DATA RECORDS:
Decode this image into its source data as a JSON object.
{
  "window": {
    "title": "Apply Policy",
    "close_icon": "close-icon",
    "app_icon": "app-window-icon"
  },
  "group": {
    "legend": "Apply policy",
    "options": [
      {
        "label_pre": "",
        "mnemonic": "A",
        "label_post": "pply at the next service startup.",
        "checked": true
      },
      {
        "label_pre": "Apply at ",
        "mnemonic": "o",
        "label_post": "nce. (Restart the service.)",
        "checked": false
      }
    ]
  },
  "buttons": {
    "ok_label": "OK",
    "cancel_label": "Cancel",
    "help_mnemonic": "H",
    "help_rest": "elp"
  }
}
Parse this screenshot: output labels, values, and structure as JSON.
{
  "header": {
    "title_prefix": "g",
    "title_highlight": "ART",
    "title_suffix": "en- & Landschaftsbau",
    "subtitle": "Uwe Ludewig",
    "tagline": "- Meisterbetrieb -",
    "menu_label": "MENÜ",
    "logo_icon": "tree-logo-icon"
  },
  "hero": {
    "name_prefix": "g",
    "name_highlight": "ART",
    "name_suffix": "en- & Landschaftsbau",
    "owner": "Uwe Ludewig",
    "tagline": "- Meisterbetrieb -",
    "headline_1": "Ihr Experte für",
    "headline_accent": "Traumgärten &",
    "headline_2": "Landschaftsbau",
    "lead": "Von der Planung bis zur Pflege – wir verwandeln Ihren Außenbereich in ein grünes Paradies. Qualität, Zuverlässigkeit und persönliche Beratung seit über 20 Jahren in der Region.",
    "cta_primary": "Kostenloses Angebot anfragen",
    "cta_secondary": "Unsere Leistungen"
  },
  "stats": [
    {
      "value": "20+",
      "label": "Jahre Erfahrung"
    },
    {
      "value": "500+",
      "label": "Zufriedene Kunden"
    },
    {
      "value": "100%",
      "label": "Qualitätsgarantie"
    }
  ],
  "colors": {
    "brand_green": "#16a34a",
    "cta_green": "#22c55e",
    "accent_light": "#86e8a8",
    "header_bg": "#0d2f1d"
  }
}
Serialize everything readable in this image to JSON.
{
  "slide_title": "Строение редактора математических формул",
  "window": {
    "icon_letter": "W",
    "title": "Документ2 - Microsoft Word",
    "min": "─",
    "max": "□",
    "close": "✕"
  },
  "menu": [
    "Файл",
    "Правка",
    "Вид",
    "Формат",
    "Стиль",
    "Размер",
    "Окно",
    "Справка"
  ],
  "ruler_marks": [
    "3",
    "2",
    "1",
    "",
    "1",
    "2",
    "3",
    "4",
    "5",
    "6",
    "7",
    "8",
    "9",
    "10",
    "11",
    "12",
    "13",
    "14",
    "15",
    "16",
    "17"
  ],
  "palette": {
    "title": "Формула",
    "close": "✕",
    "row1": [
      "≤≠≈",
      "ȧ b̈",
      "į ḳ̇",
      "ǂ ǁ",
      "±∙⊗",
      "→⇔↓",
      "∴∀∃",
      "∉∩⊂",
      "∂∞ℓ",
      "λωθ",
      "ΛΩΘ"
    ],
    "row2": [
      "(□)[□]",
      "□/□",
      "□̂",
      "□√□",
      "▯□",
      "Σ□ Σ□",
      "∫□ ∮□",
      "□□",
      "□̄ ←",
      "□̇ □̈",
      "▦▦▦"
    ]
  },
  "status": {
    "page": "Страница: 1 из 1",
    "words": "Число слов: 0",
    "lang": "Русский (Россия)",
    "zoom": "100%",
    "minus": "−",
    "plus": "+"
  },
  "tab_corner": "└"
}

STATED TASK: Write out every entry again, keeping each line exactly the same.

REPLY TO THE TASK:
Decode this image into its source data as a JSON object.
{
  "window": {
    "title": "Apply Policy",
    "close_icon": "close-icon",
    "app_icon": "app-window-icon"
  },
  "group": {
    "legend": "Apply policy",
    "options": [
      {
        "label_pre": "",
        "mnemonic": "A",
        "label_post": "pply at the next service startup.",
        "checked": true
      },
      {
        "label_pre": "Apply at ",
        "mnemonic": "o",
        "label_post": "nce. (Restart the service.)",
        "checked": false
      }
    ]
  },
  "buttons": {
    "ok_label": "OK",
    "cancel_label": "Cancel",
    "help_mnemonic": "H",
    "help_rest": "elp"
  }
}
Parse this screenshot: output labels, values, and structure as JSON.
{
  "header": {
    "title_prefix": "g",
    "title_highlight": "ART",
    "title_suffix": "en- & Landschaftsbau",
    "subtitle": "Uwe Ludewig",
    "tagline": "- Meisterbetrieb -",
    "menu_label": "MENÜ",
    "logo_icon": "tree-logo-icon"
  },
  "hero": {
    "name_prefix": "g",
    "name_highlight": "ART",
    "name_suffix": "en- & Landschaftsbau",
    "owner": "Uwe Ludewig",
    "tagline": "- Meisterbetrieb -",
    "headline_1": "Ihr Experte für",
    "headline_accent": "Traumgärten &",
    "headline_2": "Landschaftsbau",
    "lead": "Von der Planung bis zur Pflege – wir verwandeln Ihren Außenbereich in ein grünes Paradies. Qualität, Zuverlässigkeit und persönliche Beratung seit über 20 Jahren in der Region.",
    "cta_primary": "Kostenloses Angebot anfragen",
    "cta_secondary": "Unsere Leistungen"
  },
  "stats": [
    {
      "value": "20+",
      "label": "Jahre Erfahrung"
    },
    {
      "value": "500+",
      "label": "Zufriedene Kunden"
    },
    {
      "value": "100%",
      "label": "Qualitätsgarantie"
    }
  ],
  "colors": {
    "brand_green": "#16a34a",
    "cta_green": "#22c55e",
    "accent_light": "#86e8a8",
    "header_bg": "#0d2f1d"
  }
}
Serialize everything readable in this image to JSON.
{
  "slide_title": "Строение редактора математических формул",
  "window": {
    "icon_letter": "W",
    "title": "Документ2 - Microsoft Word",
    "min": "─",
    "max": "□",
    "close": "✕"
  },
  "menu": [
    "Файл",
    "Правка",
    "Вид",
    "Формат",
    "Стиль",
    "Размер",
    "Окно",
    "Справка"
  ],
  "ruler_marks": [
    "3",
    "2",
    "1",
    "",
    "1",
    "2",
    "3",
    "4",
    "5",
    "6",
    "7",
    "8",
    "9",
    "10",
    "11",
    "12",
    "13",
    "14",
    "15",
    "16",
    "17"
  ],
  "palette": {
    "title": "Формула",
    "close": "✕",
    "row1": [
      "≤≠≈",
      "ȧ b̈",
      "į ḳ̇",
      "ǂ ǁ",
      "±∙⊗",
      "→⇔↓",
      "∴∀∃",
      "∉∩⊂",
      "∂∞ℓ",
      "λωθ",
      "ΛΩΘ"
    ],
    "row2": [
      "(□)[□]",
      "□/□",
      "□̂",
      "□√□",
      "▯□",
      "Σ□ Σ□",
      "∫□ ∮□",
      "□□",
      "□̄ ←",
      "□̇ □̈",
      "▦▦▦"
    ]
  },
  "status": {
    "page": "Страница: 1 из 1",
    "words": "Число слов: 0",
    "lang": "Русский (Россия)",
    "zoom": "100%",
    "minus": "−",
    "plus": "+"
  },
  "tab_corner": "└"
}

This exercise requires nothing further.